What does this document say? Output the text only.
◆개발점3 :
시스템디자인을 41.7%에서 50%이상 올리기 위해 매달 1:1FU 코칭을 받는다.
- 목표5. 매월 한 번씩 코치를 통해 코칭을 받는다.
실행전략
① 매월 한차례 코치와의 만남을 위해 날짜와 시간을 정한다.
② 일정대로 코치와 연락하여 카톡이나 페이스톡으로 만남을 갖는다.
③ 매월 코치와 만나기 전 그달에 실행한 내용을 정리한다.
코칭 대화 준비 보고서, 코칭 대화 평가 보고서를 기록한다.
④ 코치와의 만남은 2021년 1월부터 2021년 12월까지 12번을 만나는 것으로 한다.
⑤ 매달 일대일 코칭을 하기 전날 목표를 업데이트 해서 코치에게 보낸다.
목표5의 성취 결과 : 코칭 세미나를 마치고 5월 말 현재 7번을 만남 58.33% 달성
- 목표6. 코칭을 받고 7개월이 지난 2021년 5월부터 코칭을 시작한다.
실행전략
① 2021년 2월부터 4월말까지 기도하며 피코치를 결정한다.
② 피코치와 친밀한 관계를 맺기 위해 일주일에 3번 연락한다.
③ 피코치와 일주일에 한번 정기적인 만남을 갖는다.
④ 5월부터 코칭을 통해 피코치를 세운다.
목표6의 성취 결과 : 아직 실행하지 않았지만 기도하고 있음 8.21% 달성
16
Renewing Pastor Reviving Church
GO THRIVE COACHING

[PROBLEM TO SOLVE] Copy every line in the entries above that has the string "코치와의" in it.

[CORRECT RESULT]
① 매월 한차례 코치와의 만남을 위해 날짜와 시간을 정한다.
④ 코치와의 만남은 2021년 1월부터 2021년 12월까지 12번을 만나는 것으로 한다.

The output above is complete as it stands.